Say how many lines hold the string "Mazatenango", and nothing more.

Records excerpted from a collection
Start

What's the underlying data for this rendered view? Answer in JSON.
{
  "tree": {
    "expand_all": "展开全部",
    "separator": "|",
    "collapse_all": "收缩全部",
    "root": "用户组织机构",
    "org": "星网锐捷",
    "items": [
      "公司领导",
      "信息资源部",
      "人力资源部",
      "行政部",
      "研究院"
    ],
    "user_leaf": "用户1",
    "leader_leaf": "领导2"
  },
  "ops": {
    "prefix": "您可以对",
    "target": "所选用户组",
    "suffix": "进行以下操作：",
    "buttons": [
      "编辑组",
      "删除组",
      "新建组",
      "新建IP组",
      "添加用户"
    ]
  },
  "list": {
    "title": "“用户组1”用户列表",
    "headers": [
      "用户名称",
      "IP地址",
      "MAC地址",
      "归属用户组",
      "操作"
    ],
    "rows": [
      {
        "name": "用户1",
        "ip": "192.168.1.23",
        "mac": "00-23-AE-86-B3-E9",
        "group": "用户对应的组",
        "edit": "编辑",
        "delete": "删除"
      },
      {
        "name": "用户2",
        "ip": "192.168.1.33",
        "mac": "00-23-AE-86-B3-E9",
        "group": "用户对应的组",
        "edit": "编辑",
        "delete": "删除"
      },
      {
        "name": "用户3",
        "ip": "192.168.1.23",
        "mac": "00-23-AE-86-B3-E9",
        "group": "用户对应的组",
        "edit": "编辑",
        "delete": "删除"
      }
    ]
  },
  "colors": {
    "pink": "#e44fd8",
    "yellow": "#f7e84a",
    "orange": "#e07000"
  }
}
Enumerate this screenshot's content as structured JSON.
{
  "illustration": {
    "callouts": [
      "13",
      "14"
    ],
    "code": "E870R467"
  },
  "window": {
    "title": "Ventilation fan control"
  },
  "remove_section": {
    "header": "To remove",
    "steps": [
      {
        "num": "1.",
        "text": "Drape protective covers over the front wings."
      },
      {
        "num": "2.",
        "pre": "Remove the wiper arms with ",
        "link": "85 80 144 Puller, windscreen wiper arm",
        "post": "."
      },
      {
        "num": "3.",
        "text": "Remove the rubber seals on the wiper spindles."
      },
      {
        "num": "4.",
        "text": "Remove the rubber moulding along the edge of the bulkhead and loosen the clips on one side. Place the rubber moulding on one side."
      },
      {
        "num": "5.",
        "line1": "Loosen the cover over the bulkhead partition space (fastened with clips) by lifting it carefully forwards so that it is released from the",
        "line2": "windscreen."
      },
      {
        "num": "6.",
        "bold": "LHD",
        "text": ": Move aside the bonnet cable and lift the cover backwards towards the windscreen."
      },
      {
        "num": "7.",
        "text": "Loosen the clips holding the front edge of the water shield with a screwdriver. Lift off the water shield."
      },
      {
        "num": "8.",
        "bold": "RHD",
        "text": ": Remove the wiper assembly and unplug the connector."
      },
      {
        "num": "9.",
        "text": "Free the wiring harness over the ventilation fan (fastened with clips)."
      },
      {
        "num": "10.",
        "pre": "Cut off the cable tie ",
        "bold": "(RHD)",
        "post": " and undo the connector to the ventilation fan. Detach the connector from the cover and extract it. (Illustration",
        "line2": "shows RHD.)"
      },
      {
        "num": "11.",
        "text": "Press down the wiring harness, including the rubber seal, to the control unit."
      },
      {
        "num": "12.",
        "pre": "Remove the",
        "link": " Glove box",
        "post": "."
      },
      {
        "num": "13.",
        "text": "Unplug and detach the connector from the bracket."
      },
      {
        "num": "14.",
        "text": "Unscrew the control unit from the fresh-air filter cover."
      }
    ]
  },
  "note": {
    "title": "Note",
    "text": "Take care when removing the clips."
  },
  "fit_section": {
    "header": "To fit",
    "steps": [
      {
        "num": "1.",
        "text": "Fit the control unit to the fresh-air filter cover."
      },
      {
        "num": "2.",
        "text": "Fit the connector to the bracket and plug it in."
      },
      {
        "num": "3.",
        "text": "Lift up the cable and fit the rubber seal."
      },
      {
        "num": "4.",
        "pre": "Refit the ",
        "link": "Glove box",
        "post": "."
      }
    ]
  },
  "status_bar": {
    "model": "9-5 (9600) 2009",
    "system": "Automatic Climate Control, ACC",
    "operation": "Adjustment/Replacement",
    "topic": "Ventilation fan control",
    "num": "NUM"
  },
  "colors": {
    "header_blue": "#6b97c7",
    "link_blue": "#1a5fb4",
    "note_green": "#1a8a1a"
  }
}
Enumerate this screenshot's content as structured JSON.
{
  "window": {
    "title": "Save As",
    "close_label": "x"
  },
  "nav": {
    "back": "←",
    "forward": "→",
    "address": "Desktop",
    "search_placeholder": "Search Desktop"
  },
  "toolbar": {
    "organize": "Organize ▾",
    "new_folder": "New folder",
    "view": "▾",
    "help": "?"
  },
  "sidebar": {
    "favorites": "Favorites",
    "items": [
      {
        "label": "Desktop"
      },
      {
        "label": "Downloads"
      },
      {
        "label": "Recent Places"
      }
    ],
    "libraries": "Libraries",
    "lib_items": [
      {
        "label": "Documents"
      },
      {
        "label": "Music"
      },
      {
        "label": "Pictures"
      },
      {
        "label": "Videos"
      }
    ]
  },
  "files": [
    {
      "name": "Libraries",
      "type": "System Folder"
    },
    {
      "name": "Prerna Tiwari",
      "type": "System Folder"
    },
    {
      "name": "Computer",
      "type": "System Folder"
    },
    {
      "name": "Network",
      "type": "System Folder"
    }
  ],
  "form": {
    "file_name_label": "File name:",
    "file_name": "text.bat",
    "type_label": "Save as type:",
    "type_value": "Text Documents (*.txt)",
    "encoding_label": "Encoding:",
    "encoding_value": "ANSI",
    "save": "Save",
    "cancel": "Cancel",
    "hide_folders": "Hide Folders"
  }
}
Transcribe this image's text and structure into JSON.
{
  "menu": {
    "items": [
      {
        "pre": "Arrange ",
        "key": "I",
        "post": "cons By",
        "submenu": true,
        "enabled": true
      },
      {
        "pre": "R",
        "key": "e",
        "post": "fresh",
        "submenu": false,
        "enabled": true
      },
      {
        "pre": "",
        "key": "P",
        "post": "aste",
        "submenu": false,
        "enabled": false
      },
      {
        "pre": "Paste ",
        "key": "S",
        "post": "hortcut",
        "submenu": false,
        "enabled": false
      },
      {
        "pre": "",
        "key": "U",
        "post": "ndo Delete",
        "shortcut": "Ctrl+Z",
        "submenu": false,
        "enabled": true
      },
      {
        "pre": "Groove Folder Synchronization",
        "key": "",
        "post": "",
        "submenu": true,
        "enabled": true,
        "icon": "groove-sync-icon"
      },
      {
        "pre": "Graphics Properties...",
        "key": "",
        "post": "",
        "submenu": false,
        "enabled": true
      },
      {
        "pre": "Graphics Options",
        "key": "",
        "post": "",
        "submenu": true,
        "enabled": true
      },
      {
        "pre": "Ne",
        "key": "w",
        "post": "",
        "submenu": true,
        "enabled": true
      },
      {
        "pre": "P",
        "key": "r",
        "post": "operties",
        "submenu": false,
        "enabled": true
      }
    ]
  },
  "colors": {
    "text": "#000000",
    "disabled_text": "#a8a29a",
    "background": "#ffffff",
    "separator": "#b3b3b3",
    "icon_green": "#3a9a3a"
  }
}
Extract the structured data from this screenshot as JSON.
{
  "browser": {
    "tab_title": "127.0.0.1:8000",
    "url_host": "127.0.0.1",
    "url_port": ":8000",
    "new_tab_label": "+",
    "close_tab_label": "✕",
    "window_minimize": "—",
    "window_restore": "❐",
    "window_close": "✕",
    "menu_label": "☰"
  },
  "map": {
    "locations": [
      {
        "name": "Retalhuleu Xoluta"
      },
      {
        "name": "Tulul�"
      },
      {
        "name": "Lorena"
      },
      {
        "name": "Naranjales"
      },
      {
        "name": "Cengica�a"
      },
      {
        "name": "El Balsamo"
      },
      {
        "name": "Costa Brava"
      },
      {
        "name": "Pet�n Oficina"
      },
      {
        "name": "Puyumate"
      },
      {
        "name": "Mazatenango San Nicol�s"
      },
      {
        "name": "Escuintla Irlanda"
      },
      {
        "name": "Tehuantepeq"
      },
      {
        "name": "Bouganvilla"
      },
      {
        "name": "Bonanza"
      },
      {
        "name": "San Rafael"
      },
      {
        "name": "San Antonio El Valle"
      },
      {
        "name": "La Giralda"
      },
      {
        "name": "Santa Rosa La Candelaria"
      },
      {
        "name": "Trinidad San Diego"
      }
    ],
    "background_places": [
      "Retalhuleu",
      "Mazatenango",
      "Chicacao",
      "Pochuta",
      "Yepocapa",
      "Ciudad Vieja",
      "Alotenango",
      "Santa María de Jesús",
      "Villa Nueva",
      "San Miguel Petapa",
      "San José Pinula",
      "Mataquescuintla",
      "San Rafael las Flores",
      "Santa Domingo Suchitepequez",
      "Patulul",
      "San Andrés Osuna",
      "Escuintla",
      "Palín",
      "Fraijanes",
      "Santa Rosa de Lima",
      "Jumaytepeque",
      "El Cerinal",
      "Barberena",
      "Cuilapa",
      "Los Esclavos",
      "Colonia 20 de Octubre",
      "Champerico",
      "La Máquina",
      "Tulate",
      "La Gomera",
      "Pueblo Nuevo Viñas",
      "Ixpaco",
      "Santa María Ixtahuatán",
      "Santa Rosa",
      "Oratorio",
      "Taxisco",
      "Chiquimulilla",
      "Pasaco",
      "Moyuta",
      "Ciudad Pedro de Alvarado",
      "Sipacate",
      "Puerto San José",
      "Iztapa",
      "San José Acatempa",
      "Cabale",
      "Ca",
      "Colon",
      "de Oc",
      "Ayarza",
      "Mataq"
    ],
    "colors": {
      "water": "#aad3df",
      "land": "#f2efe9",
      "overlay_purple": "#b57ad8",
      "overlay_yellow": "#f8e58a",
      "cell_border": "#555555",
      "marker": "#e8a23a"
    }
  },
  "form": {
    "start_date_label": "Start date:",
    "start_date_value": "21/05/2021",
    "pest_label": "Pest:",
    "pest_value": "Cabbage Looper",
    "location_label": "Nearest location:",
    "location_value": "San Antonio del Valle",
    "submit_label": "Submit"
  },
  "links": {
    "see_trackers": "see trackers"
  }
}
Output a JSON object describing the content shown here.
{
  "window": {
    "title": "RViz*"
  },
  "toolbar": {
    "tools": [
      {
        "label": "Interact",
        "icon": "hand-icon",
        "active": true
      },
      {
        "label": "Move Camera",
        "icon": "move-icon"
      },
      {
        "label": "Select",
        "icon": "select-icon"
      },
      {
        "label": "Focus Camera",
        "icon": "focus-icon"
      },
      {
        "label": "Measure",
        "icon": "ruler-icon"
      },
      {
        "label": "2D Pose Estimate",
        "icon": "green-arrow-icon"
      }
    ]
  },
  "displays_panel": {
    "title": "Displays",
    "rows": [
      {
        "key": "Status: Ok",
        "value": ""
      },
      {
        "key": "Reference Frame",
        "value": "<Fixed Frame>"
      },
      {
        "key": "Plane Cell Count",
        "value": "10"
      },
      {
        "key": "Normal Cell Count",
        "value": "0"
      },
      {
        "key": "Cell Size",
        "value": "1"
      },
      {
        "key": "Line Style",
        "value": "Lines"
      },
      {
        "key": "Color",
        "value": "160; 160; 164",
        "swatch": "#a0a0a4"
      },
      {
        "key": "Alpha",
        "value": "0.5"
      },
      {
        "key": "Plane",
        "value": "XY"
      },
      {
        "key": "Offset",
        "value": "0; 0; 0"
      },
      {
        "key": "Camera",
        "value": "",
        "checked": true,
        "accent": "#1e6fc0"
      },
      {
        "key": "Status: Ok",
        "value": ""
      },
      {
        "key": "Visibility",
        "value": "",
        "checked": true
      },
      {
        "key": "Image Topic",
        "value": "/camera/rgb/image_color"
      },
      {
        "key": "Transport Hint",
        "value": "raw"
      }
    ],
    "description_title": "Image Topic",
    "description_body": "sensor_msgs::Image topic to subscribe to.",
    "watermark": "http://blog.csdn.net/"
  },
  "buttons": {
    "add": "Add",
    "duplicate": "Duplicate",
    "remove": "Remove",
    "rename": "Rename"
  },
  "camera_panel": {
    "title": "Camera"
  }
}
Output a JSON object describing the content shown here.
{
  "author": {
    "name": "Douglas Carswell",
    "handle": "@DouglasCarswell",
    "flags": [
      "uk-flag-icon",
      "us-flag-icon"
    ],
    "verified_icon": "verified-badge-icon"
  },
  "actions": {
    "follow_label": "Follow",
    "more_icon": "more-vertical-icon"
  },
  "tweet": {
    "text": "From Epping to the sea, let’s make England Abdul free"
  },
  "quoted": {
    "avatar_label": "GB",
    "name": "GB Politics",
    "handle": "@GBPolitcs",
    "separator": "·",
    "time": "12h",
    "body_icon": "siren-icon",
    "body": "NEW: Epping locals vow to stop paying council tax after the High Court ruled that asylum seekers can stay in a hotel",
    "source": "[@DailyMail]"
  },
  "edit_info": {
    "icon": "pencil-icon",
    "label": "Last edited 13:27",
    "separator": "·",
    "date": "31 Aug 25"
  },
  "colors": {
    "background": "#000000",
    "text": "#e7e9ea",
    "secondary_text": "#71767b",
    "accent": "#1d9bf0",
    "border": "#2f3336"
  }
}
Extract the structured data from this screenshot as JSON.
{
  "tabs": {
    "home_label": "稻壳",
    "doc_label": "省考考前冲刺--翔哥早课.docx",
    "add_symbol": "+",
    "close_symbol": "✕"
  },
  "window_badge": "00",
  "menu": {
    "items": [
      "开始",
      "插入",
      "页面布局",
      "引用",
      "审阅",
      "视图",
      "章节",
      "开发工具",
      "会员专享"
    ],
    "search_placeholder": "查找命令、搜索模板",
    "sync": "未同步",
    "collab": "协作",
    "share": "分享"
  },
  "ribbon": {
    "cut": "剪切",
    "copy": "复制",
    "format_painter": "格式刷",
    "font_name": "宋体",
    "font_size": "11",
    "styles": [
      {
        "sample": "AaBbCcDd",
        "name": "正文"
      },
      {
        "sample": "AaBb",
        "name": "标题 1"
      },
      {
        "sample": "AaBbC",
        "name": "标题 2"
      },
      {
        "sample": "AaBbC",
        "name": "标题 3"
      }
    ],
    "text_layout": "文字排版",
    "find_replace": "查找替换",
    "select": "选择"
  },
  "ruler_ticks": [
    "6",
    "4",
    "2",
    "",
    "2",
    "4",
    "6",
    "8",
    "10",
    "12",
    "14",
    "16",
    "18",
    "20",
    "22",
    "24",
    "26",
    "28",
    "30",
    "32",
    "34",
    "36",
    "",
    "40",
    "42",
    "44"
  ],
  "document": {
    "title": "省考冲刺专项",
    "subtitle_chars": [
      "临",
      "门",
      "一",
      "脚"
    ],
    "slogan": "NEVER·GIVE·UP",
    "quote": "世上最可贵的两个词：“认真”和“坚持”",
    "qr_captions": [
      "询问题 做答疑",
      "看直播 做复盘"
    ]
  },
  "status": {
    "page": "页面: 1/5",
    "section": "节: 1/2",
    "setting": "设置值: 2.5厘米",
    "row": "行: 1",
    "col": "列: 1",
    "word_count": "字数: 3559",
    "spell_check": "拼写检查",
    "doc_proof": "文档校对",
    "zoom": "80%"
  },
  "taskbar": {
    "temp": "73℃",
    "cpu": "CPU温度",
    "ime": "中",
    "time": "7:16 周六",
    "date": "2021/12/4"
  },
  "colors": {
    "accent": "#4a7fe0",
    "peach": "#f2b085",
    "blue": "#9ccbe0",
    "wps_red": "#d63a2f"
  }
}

End

▶ [Solution to this task]: 2